§ WHAT THIS TASK INVOLVES
Reproduce every line in the listing that contains the word "Killa".

§ DATA SUPPLIED
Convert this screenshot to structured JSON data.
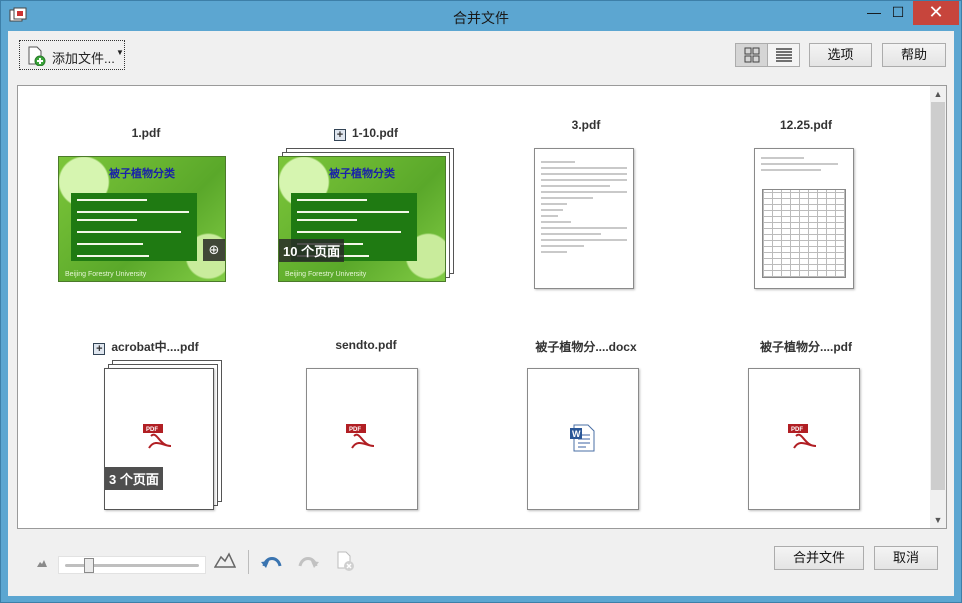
{
  "window": {
    "title": "合并文件",
    "minimize": "—",
    "maximize": "☐",
    "close": "✕"
  },
  "toolbar": {
    "add_files_label": "添加文件...",
    "options_label": "选项",
    "help_label": "帮助"
  },
  "files": [
    {
      "name": "1.pdf",
      "kind": "slide",
      "stacked": false,
      "slide_title": "被子植物分类",
      "footer": "Beijing Forestry University"
    },
    {
      "name": "1-10.pdf",
      "kind": "slide",
      "stacked": true,
      "expandable": true,
      "page_count": "10 个页面",
      "slide_title": "被子植物分类",
      "footer": "Beijing Forestry University"
    },
    {
      "name": "3.pdf",
      "kind": "document"
    },
    {
      "name": "12.25.pdf",
      "kind": "table"
    },
    {
      "name": "acrobat中....pdf",
      "kind": "pdf",
      "stacked": true,
      "expandable": true,
      "page_count": "3 个页面"
    },
    {
      "name": "sendto.pdf",
      "kind": "pdf"
    },
    {
      "name": "被子植物分....docx",
      "kind": "word"
    },
    {
      "name": "被子植物分....pdf",
      "kind": "pdf"
    }
  ],
  "slide_lines": [
    "一、分类的任务和意义:",
    "(1) 将植物分门别类、鉴定到种，解决如何识别植物的问题。",
    "(2) 建立反映植物亲缘关系的分类系统。",
    "(3) 相关学科的基础。",
    "(4) 是好的认识利用植物。"
  ],
  "bottom": {
    "zoom_level": 0.15,
    "merge_label": "合并文件",
    "cancel_label": "取消"
  },
  "icons": {
    "app": "app-icon",
    "add": "add-file-icon",
    "grid": "grid-view-icon",
    "list": "list-view-icon",
    "zoom": "zoom-in-icon",
    "pdf": "pdf-file-icon",
    "word": "word-file-icon",
    "small_mountain": "thumbnail-small-icon",
    "large_mountain": "thumbnail-large-icon",
    "undo": "undo-icon",
    "redo": "redo-icon",
    "remove": "remove-icon"
  },
  "colors": {
    "titlebar": "#5ca6d1",
    "close": "#c7453c",
    "slide_green": "#5aa82a",
    "pdf_red": "#b11f24"
  }
}
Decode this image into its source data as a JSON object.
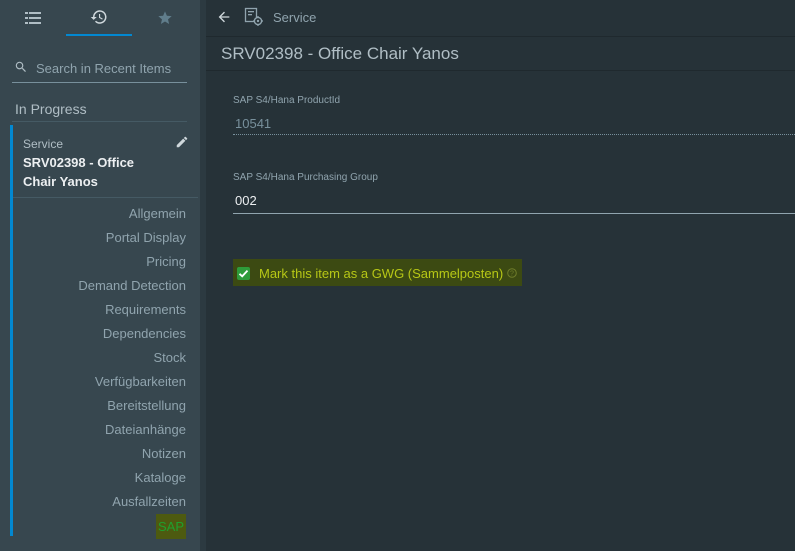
{
  "sidebar": {
    "tabs": [
      {
        "name": "list-icon"
      },
      {
        "name": "history-icon",
        "active": true
      },
      {
        "name": "star-icon"
      }
    ],
    "search_placeholder": "Search in Recent Items",
    "section_title": "In Progress",
    "item": {
      "type": "Service",
      "title": "SRV02398 - Office Chair Yanos"
    },
    "nav": [
      "Allgemein",
      "Portal Display",
      "Pricing",
      "Demand Detection",
      "Requirements",
      "Dependencies",
      "Stock",
      "Verfügbarkeiten",
      "Bereitstellung",
      "Dateianhänge",
      "Notizen",
      "Kataloge",
      "Ausfallzeiten",
      "SAP"
    ]
  },
  "topbar": {
    "label": "Service"
  },
  "main": {
    "title": "SRV02398 - Office Chair Yanos",
    "fields": [
      {
        "label": "SAP S4/Hana ProductId",
        "value": "10541"
      },
      {
        "label": "SAP S4/Hana Purchasing Group",
        "value": "002"
      }
    ],
    "gwg": {
      "label": "Mark this item as a GWG (Sammelposten)",
      "checked": true
    }
  },
  "colors": {
    "accent": "#0288d1",
    "highlight": "#4d5a10",
    "check": "#2e9b3a"
  }
}
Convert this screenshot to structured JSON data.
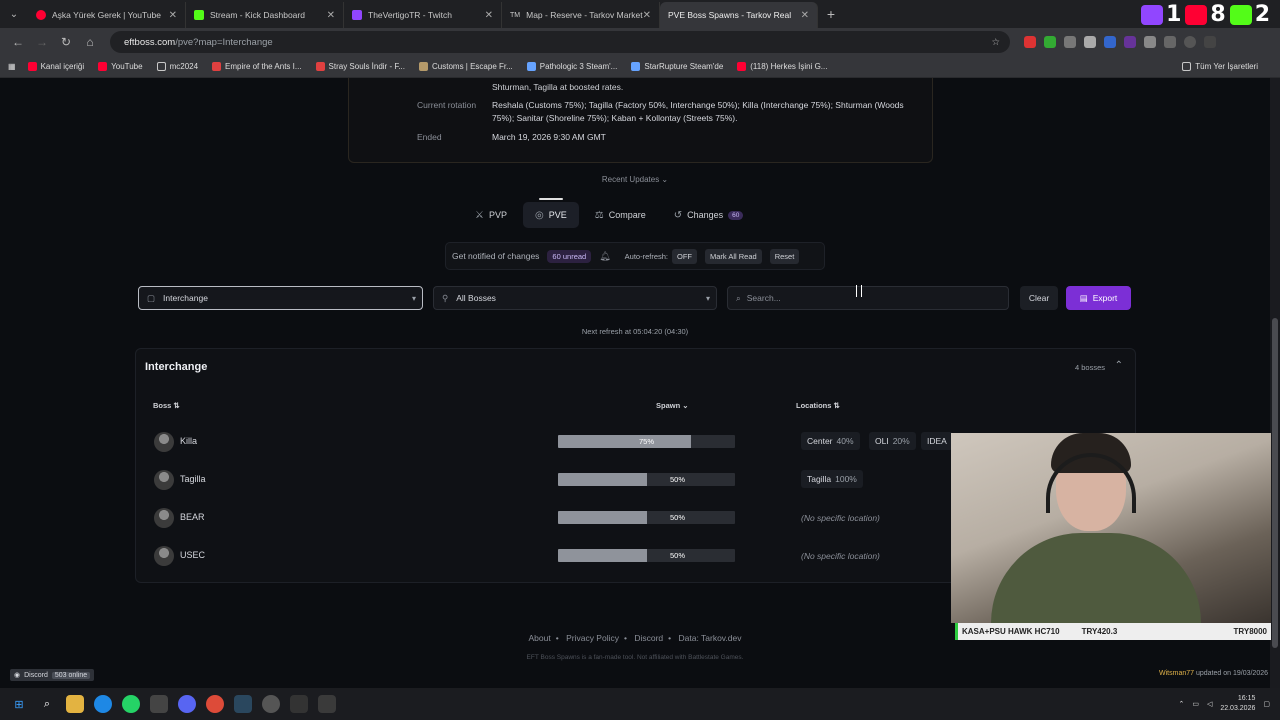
{
  "browser": {
    "tabs": [
      {
        "label": "Aşka Yürek Gerek | YouTube",
        "color": "#ff0033"
      },
      {
        "label": "Stream - Kick Dashboard",
        "color": "#53fc18"
      },
      {
        "label": "TheVertigoTR - Twitch",
        "color": "#9146ff"
      },
      {
        "label": "Map - Reserve - Tarkov Market",
        "color": "#c8c8c8"
      },
      {
        "label": "PVE Boss Spawns - Tarkov Real",
        "color": "#c8c8c8"
      }
    ],
    "tab_prefix_market": "TM",
    "url_host": "eftboss.com",
    "url_path": "/pve?map=Interchange",
    "bookmarks": [
      {
        "label": "Kanal içeriği",
        "color": "#ff0033"
      },
      {
        "label": "YouTube",
        "color": "#ff0033"
      },
      {
        "label": "mc2024",
        "color": "#c8c8c8"
      },
      {
        "label": "Empire of the Ants I...",
        "color": "#e04040"
      },
      {
        "label": "Stray Souls İndir - F...",
        "color": "#e04040"
      },
      {
        "label": "Customs | Escape Fr...",
        "color": "#b59a6a"
      },
      {
        "label": "Pathologic 3 Steam'...",
        "color": "#66a3ff"
      },
      {
        "label": "StarRupture Steam'de",
        "color": "#66a3ff"
      },
      {
        "label": "(118) Herkes İşini G...",
        "color": "#ff0033"
      }
    ],
    "bookmarks_right": "Tüm Yer İşaretleri",
    "overlay_counts": [
      "1",
      "8",
      "2"
    ]
  },
  "info_card": {
    "top_line": "Shturman, Tagilla at boosted rates.",
    "rows": [
      {
        "label": "Current rotation",
        "value": "Reshala (Customs 75%); Tagilla (Factory 50%, Interchange 50%); Killa (Interchange 75%); Shturman (Woods 75%); Sanitar (Shoreline 75%); Kaban + Kollontay (Streets 75%)."
      },
      {
        "label": "Ended",
        "value": "March 19, 2026 9:30 AM GMT"
      }
    ]
  },
  "recent_updates": "Recent Updates ⌄",
  "modes": [
    {
      "label": "PVP",
      "icon": "swords-icon"
    },
    {
      "label": "PVE",
      "icon": "shield-icon",
      "active": true
    },
    {
      "label": "Compare",
      "icon": "scale-icon"
    },
    {
      "label": "Changes",
      "icon": "history-icon",
      "count": "60"
    }
  ],
  "notify": {
    "text": "Get notified of changes",
    "unread": "60 unread",
    "auto_refresh_label": "Auto-refresh:",
    "auto_refresh_value": "OFF",
    "mark_all_read": "Mark All Read",
    "reset": "Reset"
  },
  "filters": {
    "map_select": "Interchange",
    "boss_select": "All Bosses",
    "search_placeholder": "Search...",
    "clear": "Clear",
    "export": "Export"
  },
  "next_refresh": "Next refresh at 05:04:20 (04:30)",
  "map_panel": {
    "title": "Interchange",
    "boss_count": "4 bosses",
    "columns": {
      "boss": "Boss ⇅",
      "spawn": "Spawn ⌄",
      "locations": "Locations ⇅"
    },
    "rows": [
      {
        "name": "Killa",
        "spawn_label": "75%",
        "spawn": 0.75,
        "locations": [
          {
            "name": "Center",
            "pct": "40%"
          },
          {
            "name": "OLI",
            "pct": "20%"
          },
          {
            "name": "IDEA",
            "pct": ""
          }
        ]
      },
      {
        "name": "Tagilla",
        "spawn_label": "50%",
        "spawn": 0.5,
        "locations": [
          {
            "name": "Tagilla",
            "pct": "100%"
          }
        ]
      },
      {
        "name": "BEAR",
        "spawn_label": "50%",
        "spawn": 0.5,
        "no_location": "(No specific location)"
      },
      {
        "name": "USEC",
        "spawn_label": "50%",
        "spawn": 0.5,
        "no_location": "(No specific location)"
      }
    ]
  },
  "footer": {
    "links": [
      "About",
      "Privacy Policy",
      "Discord",
      "Data: Tarkov.dev"
    ],
    "note": "EFT Boss Spawns is a fan-made tool. Not affiliated with Battlestate Games.",
    "discord_label": "Discord",
    "discord_online": "503 online",
    "updated_user": "Witsman77",
    "updated_text": "updated on 19/03/2026"
  },
  "ticker": {
    "items": [
      "KASA+PSU HAWK HC710",
      "TRY420.3",
      "TRY8000"
    ]
  },
  "taskbar": {
    "time": "16:15",
    "date": "22.03.2026"
  }
}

§ OUTPUT OF THE TASK
        "value": "Reshala (Customs 75%); Tagilla (Factory 50%, Interchange 50%); Killa (Interchange 75%); Shturman (Woods 75%); Sanitar (Shoreline 75%); Kaban + Kollontay (Streets 75%)."
        "name": "Killa",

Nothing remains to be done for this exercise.